List the lines of this listing that hold the word "Limes".

— start —

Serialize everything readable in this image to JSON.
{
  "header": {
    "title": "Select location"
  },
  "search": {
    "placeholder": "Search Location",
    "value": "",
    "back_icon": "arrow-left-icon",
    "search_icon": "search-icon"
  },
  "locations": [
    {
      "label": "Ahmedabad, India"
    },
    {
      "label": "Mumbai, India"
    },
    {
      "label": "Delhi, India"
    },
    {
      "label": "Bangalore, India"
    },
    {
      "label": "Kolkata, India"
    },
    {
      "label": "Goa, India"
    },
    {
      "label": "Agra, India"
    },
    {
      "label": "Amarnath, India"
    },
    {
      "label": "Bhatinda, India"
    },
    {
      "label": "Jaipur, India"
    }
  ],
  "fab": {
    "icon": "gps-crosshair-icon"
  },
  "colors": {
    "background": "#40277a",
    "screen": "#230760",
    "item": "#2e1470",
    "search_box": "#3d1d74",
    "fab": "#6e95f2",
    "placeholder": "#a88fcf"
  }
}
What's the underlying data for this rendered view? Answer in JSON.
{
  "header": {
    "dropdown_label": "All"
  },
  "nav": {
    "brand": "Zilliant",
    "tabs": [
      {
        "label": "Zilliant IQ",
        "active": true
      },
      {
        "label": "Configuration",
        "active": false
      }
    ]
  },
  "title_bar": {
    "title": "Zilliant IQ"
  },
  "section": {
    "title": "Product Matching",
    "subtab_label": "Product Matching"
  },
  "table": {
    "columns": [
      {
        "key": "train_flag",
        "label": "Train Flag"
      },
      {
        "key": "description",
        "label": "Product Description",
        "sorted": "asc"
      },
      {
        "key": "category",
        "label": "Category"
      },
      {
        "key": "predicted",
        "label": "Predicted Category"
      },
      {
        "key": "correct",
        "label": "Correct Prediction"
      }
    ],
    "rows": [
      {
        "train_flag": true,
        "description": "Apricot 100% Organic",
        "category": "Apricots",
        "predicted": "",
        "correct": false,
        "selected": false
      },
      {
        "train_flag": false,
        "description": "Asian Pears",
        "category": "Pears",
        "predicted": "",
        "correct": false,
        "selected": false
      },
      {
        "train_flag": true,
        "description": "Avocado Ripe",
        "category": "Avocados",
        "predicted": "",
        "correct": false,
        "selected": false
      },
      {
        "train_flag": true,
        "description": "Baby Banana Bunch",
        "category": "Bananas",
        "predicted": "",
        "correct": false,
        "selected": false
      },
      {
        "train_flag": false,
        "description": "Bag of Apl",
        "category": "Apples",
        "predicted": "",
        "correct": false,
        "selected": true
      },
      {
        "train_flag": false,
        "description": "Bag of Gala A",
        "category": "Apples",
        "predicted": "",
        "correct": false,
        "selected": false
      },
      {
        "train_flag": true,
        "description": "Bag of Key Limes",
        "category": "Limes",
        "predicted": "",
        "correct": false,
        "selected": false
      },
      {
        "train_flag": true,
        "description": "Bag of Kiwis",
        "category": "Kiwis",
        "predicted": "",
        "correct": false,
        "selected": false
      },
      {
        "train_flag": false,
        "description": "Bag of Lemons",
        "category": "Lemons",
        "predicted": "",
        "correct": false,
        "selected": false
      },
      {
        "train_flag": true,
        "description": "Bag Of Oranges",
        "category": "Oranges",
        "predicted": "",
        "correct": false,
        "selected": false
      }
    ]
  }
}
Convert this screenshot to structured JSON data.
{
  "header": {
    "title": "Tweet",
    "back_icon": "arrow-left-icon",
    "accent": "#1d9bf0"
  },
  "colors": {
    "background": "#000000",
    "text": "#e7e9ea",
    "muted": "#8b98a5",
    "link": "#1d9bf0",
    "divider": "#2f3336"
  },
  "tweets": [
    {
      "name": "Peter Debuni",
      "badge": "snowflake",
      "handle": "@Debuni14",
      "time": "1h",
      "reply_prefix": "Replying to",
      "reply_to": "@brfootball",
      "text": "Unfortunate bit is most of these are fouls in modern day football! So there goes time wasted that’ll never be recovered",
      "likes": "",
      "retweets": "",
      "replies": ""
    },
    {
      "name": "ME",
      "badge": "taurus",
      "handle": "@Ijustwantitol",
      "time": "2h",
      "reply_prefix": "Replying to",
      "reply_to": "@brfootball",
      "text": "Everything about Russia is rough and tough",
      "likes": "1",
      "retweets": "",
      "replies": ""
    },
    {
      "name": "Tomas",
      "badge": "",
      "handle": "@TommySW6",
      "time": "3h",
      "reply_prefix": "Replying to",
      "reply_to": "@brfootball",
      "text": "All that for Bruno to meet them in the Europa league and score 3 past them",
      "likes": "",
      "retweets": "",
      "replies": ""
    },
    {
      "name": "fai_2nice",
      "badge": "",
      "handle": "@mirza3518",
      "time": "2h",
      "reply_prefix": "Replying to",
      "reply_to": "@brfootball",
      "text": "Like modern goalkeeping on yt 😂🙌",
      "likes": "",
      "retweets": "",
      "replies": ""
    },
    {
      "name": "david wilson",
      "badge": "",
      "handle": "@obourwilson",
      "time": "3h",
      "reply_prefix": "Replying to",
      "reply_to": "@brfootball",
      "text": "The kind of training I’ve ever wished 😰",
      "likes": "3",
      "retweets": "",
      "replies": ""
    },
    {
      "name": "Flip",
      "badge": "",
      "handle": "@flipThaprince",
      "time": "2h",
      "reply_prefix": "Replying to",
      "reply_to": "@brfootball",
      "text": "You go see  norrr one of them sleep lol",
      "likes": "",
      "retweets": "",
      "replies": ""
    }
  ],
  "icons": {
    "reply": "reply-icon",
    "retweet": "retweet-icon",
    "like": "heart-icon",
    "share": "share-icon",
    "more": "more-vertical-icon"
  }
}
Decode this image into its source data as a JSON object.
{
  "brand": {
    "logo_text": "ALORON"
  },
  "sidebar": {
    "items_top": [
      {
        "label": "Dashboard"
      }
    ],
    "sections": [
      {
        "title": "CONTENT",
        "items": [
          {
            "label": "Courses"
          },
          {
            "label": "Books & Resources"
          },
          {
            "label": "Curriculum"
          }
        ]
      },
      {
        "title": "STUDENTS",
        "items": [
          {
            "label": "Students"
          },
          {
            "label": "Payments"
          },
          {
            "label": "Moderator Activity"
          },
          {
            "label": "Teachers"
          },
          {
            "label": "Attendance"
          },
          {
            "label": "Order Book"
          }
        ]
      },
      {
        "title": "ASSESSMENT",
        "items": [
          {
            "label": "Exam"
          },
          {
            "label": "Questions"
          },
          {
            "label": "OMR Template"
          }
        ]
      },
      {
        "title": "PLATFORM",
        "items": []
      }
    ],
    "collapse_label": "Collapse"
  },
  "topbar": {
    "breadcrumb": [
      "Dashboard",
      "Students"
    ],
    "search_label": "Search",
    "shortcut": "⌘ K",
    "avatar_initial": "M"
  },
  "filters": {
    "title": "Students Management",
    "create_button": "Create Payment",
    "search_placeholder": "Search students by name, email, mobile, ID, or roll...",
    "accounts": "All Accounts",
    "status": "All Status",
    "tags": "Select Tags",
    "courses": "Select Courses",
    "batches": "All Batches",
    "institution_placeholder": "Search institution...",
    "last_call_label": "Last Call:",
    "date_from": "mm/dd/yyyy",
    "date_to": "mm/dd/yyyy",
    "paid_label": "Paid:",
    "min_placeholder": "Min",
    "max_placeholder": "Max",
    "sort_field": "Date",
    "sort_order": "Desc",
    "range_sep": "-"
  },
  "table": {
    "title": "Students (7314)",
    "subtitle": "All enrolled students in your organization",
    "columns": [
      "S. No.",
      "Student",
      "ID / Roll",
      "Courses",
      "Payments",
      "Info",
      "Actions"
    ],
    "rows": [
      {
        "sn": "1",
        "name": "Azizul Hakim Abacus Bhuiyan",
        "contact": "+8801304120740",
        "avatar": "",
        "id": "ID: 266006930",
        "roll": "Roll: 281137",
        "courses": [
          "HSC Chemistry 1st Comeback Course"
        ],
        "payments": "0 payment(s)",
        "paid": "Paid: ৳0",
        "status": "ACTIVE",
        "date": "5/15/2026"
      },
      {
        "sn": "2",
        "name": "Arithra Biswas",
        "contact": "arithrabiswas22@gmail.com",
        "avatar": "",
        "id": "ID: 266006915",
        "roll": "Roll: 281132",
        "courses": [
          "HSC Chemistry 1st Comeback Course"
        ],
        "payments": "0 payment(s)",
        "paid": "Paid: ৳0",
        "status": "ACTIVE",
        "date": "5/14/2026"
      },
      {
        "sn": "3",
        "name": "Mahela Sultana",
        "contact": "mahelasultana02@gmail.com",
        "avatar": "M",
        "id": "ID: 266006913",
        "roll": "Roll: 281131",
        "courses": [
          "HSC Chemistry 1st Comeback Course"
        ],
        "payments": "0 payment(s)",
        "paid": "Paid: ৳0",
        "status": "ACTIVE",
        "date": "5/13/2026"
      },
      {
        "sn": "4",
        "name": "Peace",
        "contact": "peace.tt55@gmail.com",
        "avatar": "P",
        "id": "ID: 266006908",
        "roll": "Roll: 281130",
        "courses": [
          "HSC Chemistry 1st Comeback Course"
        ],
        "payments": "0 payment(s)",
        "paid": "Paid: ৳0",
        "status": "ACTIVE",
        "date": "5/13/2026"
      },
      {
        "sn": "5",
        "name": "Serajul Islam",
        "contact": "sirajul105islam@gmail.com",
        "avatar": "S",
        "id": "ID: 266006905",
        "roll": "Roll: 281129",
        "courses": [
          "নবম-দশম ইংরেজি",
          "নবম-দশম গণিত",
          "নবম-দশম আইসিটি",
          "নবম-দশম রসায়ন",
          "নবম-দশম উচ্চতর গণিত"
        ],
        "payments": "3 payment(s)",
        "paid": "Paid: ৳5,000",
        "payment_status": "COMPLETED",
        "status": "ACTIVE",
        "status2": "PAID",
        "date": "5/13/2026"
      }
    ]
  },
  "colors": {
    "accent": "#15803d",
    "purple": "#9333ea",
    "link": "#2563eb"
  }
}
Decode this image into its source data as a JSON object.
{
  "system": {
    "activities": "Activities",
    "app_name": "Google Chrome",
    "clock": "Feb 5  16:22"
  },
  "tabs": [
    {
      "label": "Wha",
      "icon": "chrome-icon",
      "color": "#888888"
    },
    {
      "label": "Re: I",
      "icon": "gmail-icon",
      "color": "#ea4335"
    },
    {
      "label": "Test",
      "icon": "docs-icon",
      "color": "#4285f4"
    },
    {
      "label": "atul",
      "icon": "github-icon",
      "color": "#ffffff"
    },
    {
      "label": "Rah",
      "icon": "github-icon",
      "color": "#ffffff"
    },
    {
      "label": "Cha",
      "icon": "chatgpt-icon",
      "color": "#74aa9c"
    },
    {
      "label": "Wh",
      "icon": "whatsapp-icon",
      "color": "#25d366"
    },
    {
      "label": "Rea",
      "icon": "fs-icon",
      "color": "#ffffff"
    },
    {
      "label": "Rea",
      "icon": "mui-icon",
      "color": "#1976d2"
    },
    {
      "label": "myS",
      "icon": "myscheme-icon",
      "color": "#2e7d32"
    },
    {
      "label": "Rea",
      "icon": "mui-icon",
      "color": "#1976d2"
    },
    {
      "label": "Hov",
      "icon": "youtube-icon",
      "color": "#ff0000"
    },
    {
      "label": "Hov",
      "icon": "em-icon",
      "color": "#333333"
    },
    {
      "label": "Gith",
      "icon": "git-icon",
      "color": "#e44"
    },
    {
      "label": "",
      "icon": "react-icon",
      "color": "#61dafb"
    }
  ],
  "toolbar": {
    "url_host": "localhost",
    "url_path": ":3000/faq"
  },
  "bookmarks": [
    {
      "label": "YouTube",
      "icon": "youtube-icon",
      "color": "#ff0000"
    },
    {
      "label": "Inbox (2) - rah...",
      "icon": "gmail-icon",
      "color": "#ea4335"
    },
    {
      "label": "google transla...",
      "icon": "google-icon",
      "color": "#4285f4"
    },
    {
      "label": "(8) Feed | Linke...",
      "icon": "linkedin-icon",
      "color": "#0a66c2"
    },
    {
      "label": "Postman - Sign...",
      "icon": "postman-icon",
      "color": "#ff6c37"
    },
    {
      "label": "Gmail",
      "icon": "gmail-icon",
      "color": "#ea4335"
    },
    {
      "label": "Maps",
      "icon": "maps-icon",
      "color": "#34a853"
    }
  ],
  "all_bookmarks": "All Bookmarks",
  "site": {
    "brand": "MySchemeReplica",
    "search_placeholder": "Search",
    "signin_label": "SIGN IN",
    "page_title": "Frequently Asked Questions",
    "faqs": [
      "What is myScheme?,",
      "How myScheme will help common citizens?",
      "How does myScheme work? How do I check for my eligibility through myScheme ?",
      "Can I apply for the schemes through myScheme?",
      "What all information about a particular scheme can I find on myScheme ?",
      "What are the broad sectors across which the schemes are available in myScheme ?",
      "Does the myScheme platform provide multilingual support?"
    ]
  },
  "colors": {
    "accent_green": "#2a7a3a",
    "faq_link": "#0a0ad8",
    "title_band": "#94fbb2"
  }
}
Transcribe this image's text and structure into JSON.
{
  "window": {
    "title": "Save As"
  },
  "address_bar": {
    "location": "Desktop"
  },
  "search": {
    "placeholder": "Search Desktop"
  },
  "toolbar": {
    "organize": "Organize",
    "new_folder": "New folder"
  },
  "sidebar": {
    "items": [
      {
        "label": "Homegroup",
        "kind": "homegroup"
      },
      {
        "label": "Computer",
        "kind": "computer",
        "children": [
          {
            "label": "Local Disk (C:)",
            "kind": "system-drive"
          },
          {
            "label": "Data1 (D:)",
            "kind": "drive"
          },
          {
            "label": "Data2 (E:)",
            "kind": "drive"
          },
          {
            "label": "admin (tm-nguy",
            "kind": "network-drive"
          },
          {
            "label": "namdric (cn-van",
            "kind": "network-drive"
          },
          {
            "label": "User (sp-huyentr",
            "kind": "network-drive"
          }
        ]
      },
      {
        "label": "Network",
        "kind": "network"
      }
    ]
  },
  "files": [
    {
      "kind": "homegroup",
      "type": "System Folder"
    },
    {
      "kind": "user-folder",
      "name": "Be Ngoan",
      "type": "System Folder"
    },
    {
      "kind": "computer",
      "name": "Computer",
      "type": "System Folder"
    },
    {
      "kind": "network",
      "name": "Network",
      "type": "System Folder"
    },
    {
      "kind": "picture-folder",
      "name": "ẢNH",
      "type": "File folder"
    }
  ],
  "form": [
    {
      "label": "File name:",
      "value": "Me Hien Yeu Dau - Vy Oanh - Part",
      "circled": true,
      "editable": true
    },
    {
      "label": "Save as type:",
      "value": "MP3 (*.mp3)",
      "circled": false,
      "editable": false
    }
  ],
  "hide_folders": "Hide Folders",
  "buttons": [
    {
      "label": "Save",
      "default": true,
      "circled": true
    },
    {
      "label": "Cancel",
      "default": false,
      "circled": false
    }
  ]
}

— end —

### Answer to the exercise
        "description": "Bag of Key Limes",
        "category": "Limes",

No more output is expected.